> _Exercise_: Wherever the word "sein" shows up in a line, please copy that line.

> _Supplied entries_:
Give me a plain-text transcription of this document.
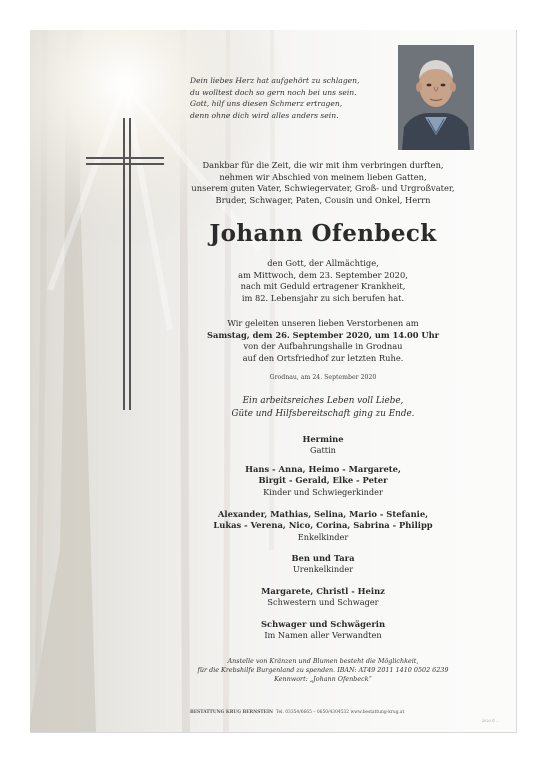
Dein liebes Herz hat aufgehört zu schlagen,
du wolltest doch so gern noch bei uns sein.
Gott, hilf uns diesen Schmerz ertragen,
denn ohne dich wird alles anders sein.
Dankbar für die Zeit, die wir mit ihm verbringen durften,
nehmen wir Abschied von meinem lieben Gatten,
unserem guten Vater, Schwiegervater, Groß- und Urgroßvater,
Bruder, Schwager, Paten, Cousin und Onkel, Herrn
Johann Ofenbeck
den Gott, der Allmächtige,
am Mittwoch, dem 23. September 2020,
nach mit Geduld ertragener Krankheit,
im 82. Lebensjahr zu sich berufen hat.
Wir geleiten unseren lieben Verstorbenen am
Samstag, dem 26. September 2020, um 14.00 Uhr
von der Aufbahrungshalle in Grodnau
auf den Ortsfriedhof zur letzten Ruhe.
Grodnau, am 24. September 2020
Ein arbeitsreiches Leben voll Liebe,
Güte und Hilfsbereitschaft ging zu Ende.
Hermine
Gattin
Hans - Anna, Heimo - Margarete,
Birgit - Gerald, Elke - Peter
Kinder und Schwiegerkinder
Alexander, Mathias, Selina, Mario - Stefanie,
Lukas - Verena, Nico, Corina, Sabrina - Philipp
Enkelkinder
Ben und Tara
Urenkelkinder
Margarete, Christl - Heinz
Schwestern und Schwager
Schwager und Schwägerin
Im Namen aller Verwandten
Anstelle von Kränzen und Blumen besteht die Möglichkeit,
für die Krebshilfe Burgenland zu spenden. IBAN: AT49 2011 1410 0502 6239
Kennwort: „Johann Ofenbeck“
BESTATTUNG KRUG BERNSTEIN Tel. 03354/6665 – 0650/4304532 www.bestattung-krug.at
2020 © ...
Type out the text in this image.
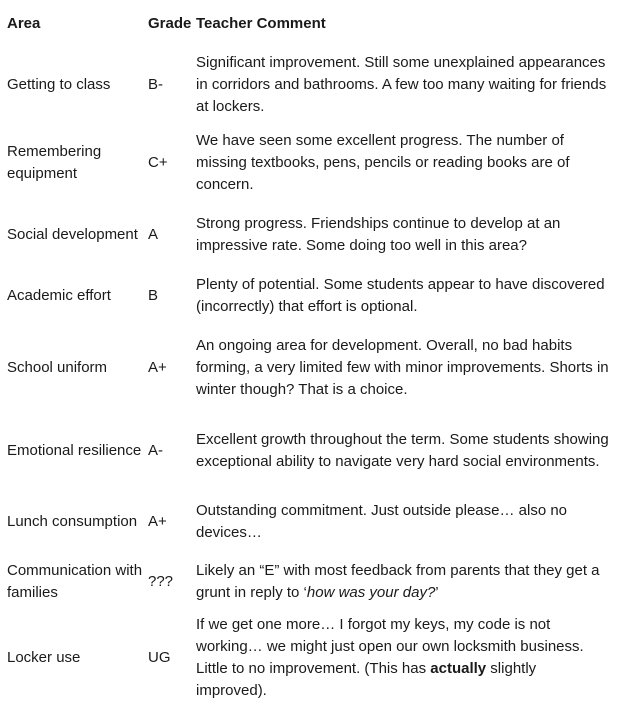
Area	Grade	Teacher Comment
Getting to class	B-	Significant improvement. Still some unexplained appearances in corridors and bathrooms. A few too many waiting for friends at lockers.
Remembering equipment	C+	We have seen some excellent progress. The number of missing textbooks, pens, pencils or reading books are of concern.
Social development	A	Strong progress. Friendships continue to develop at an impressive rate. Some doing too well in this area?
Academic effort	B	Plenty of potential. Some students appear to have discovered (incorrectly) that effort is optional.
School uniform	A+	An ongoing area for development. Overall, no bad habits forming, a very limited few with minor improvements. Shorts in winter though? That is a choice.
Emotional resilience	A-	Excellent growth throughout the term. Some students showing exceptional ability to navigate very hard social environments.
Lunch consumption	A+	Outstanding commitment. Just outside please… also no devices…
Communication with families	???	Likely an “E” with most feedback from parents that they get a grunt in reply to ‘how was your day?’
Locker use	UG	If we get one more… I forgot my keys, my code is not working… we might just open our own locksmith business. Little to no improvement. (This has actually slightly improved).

> _Expected answer_:
du wolltest doch so gern noch bei uns sein.
denn ohne dich wird alles anders sein.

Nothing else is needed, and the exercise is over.